**PROBLEM DETAILS**: Below is a block of records; repeat each one exactly.

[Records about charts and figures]
■ ■ ■ ■ ■
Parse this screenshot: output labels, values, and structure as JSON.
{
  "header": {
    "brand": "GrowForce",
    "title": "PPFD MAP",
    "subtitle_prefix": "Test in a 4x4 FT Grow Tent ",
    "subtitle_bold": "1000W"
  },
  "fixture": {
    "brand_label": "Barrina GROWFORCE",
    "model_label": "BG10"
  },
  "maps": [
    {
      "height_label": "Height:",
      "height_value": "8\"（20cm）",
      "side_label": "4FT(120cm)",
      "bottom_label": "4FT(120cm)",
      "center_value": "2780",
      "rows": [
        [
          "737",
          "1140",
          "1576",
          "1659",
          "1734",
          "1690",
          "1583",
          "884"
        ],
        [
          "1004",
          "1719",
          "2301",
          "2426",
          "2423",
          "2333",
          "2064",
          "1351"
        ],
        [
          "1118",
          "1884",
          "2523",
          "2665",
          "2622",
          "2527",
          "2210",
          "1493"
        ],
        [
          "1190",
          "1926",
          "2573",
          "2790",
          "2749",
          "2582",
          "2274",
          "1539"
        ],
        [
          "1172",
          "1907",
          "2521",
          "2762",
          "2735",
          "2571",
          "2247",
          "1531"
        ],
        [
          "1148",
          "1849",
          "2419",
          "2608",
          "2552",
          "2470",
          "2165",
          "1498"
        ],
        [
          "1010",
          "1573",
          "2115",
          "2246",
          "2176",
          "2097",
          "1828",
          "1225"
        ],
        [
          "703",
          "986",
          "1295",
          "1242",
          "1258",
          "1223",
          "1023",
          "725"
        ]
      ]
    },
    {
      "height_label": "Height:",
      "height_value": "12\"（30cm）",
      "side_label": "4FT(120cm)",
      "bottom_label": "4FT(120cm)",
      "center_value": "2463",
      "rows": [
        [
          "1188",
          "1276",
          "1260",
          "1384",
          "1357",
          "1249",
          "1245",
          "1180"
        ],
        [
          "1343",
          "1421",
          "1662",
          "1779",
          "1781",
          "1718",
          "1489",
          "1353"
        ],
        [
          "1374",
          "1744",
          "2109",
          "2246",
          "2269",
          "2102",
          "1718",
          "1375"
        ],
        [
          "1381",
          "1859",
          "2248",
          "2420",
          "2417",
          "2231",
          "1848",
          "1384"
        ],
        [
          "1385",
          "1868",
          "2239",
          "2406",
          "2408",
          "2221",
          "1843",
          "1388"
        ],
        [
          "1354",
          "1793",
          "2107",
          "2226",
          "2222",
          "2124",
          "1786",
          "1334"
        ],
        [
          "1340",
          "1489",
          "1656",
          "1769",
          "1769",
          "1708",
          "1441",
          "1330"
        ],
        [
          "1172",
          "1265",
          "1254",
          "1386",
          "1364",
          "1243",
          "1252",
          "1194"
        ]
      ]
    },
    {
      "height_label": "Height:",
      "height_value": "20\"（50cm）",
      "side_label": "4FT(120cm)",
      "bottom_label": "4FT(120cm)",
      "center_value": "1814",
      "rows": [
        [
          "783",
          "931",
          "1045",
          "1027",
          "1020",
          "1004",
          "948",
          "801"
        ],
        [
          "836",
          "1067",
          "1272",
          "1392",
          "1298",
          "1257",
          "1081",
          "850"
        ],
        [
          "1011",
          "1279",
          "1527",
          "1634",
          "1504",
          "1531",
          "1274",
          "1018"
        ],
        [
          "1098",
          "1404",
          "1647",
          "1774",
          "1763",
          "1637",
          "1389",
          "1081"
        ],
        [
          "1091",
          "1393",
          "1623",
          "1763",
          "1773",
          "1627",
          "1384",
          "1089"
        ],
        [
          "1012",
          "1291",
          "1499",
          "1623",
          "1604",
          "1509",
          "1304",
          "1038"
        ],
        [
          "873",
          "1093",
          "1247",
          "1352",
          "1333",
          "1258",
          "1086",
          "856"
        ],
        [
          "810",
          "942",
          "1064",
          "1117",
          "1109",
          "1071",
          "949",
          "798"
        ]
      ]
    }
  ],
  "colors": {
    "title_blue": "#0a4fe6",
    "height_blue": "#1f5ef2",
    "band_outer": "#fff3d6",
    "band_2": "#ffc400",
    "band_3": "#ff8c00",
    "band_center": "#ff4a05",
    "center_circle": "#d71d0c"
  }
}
■ ■ ■ ■ ■
**THE RESPONSE**:
Parse this screenshot: output labels, values, and structure as JSON.
{
  "header": {
    "brand": "GrowForce",
    "title": "PPFD MAP",
    "subtitle_prefix": "Test in a 4x4 FT Grow Tent ",
    "subtitle_bold": "1000W"
  },
  "fixture": {
    "brand_label": "Barrina GROWFORCE",
    "model_label": "BG10"
  },
  "maps": [
    {
      "height_label": "Height:",
      "height_value": "8\"（20cm）",
      "side_label": "4FT(120cm)",
      "bottom_label": "4FT(120cm)",
      "center_value": "2780",
      "rows": [
        [
          "737",
          "1140",
          "1576",
          "1659",
          "1734",
          "1690",
          "1583",
          "884"
        ],
        [
          "1004",
          "1719",
          "2301",
          "2426",
          "2423",
          "2333",
          "2064",
          "1351"
        ],
        [
          "1118",
          "1884",
          "2523",
          "2665",
          "2622",
          "2527",
          "2210",
          "1493"
        ],
        [
          "1190",
          "1926",
          "2573",
          "2790",
          "2749",
          "2582",
          "2274",
          "1539"
        ],
        [
          "1172",
          "1907",
          "2521",
          "2762",
          "2735",
          "2571",
          "2247",
          "1531"
        ],
        [
          "1148",
          "1849",
          "2419",
          "2608",
          "2552",
          "2470",
          "2165",
          "1498"
        ],
        [
          "1010",
          "1573",
          "2115",
          "2246",
          "2176",
          "2097",
          "1828",
          "1225"
        ],
        [
          "703",
          "986",
          "1295",
          "1242",
          "1258",
          "1223",
          "1023",
          "725"
        ]
      ]
    },
    {
      "height_label": "Height:",
      "height_value": "12\"（30cm）",
      "side_label": "4FT(120cm)",
      "bottom_label": "4FT(120cm)",
      "center_value": "2463",
      "rows": [
        [
          "1188",
          "1276",
          "1260",
          "1384",
          "1357",
          "1249",
          "1245",
          "1180"
        ],
        [
          "1343",
          "1421",
          "1662",
          "1779",
          "1781",
          "1718",
          "1489",
          "1353"
        ],
        [
          "1374",
          "1744",
          "2109",
          "2246",
          "2269",
          "2102",
          "1718",
          "1375"
        ],
        [
          "1381",
          "1859",
          "2248",
          "2420",
          "2417",
          "2231",
          "1848",
          "1384"
        ],
        [
          "1385",
          "1868",
          "2239",
          "2406",
          "2408",
          "2221",
          "1843",
          "1388"
        ],
        [
          "1354",
          "1793",
          "2107",
          "2226",
          "2222",
          "2124",
          "1786",
          "1334"
        ],
        [
          "1340",
          "1489",
          "1656",
          "1769",
          "1769",
          "1708",
          "1441",
          "1330"
        ],
        [
          "1172",
          "1265",
          "1254",
          "1386",
          "1364",
          "1243",
          "1252",
          "1194"
        ]
      ]
    },
    {
      "height_label": "Height:",
      "height_value": "20\"（50cm）",
      "side_label": "4FT(120cm)",
      "bottom_label": "4FT(120cm)",
      "center_value": "1814",
      "rows": [
        [
          "783",
          "931",
          "1045",
          "1027",
          "1020",
          "1004",
          "948",
          "801"
        ],
        [
          "836",
          "1067",
          "1272",
          "1392",
          "1298",
          "1257",
          "1081",
          "850"
        ],
        [
          "1011",
          "1279",
          "1527",
          "1634",
          "1504",
          "1531",
          "1274",
          "1018"
        ],
        [
          "1098",
          "1404",
          "1647",
          "1774",
          "1763",
          "1637",
          "1389",
          "1081"
        ],
        [
          "1091",
          "1393",
          "1623",
          "1763",
          "1773",
          "1627",
          "1384",
          "1089"
        ],
        [
          "1012",
          "1291",
          "1499",
          "1623",
          "1604",
          "1509",
          "1304",
          "1038"
        ],
        [
          "873",
          "1093",
          "1247",
          "1352",
          "1333",
          "1258",
          "1086",
          "856"
        ],
        [
          "810",
          "942",
          "1064",
          "1117",
          "1109",
          "1071",
          "949",
          "798"
        ]
      ]
    }
  ],
  "colors": {
    "title_blue": "#0a4fe6",
    "height_blue": "#1f5ef2",
    "band_outer": "#fff3d6",
    "band_2": "#ffc400",
    "band_3": "#ff8c00",
    "band_center": "#ff4a05",
    "center_circle": "#d71d0c"
  }
}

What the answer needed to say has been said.